[Dataset items]
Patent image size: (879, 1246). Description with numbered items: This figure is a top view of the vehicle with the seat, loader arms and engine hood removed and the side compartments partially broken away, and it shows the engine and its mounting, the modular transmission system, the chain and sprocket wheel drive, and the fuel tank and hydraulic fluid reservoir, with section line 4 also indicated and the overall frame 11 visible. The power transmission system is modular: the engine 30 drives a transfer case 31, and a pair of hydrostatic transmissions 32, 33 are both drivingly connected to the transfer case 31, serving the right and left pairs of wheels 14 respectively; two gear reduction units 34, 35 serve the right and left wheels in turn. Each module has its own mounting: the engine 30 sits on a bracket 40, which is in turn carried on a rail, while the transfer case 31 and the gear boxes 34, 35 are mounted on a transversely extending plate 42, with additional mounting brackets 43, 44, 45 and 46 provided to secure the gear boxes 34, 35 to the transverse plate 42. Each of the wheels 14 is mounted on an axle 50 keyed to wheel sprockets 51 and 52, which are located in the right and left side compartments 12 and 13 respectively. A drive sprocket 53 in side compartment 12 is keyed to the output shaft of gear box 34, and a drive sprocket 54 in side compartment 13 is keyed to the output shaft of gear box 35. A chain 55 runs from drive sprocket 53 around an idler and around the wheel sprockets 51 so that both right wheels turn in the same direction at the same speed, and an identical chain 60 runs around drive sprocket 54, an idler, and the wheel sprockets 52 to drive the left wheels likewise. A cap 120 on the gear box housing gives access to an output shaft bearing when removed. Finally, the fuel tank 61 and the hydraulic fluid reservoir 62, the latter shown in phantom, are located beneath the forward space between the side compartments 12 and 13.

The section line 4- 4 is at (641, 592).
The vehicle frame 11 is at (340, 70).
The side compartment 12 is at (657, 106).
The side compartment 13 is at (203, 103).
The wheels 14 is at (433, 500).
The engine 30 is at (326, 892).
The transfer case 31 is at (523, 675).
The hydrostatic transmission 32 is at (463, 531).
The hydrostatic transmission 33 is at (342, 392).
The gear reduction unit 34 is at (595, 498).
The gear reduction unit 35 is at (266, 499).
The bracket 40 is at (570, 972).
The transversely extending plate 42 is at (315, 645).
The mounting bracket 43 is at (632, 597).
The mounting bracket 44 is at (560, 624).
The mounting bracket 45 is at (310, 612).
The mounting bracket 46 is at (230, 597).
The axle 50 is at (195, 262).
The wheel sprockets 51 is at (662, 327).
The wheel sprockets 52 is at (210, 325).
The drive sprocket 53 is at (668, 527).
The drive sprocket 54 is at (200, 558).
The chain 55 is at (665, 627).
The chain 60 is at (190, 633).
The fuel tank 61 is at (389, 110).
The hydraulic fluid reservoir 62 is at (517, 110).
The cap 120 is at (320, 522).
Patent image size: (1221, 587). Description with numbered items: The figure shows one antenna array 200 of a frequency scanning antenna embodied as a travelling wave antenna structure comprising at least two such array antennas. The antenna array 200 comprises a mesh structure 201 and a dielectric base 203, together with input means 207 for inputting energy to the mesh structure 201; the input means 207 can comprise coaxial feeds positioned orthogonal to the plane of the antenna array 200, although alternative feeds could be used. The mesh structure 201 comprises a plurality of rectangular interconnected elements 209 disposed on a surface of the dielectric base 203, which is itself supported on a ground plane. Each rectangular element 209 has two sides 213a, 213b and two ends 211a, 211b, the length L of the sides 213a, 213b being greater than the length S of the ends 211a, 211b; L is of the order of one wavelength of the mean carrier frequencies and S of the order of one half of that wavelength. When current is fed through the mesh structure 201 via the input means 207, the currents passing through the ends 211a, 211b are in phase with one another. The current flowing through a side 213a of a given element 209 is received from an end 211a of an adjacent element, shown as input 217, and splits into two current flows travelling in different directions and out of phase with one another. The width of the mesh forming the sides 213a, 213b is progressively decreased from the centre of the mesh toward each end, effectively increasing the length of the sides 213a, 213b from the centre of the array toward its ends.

Written task
Copy, unchanged, every line from the beginning of the records up to and including the line that contains "The hydrostatic transmission 32".

Response to this task
Patent image size: (879, 1246). Description with numbered items: This figure is a top view of the vehicle with the seat, loader arms and engine hood removed and the side compartments partially broken away, and it shows the engine and its mounting, the modular transmission system, the chain and sprocket wheel drive, and the fuel tank and hydraulic fluid reservoir, with section line 4 also indicated and the overall frame 11 visible. The power transmission system is modular: the engine 30 drives a transfer case 31, and a pair of hydrostatic transmissions 32, 33 are both drivingly connected to the transfer case 31, serving the right and left pairs of wheels 14 respectively; two gear reduction units 34, 35 serve the right and left wheels in turn. Each module has its own mounting: the engine 30 sits on a bracket 40, which is in turn carried on a rail, while the transfer case 31 and the gear boxes 34, 35 are mounted on a transversely extending plate 42, with additional mounting brackets 43, 44, 45 and 46 provided to secure the gear boxes 34, 35 to the transverse plate 42. Each of the wheels 14 is mounted on an axle 50 keyed to wheel sprockets 51 and 52, which are located in the right and left side compartments 12 and 13 respectively. A drive sprocket 53 in side compartment 12 is keyed to the output shaft of gear box 34, and a drive sprocket 54 in side compartment 13 is keyed to the output shaft of gear box 35. A chain 55 runs from drive sprocket 53 around an idler and around the wheel sprockets 51 so that both right wheels turn in the same direction at the same speed, and an identical chain 60 runs around drive sprocket 54, an idler, and the wheel sprockets 52 to drive the left wheels likewise. A cap 120 on the gear box housing gives access to an output shaft bearing when removed. Finally, the fuel tank 61 and the hydraulic fluid reservoir 62, the latter shown in phantom, are located beneath the forward space between the side compartments 12 and 13.

The section line 4- 4 is at (641, 592).
The vehicle frame 11 is at (340, 70).
The side compartment 12 is at (657, 106).
The side compartment 13 is at (203, 103).
The wheels 14 is at (433, 500).
The engine 30 is at (326, 892).
The transfer case 31 is at (523, 675).
The hydrostatic transmission 32 is at (463, 531).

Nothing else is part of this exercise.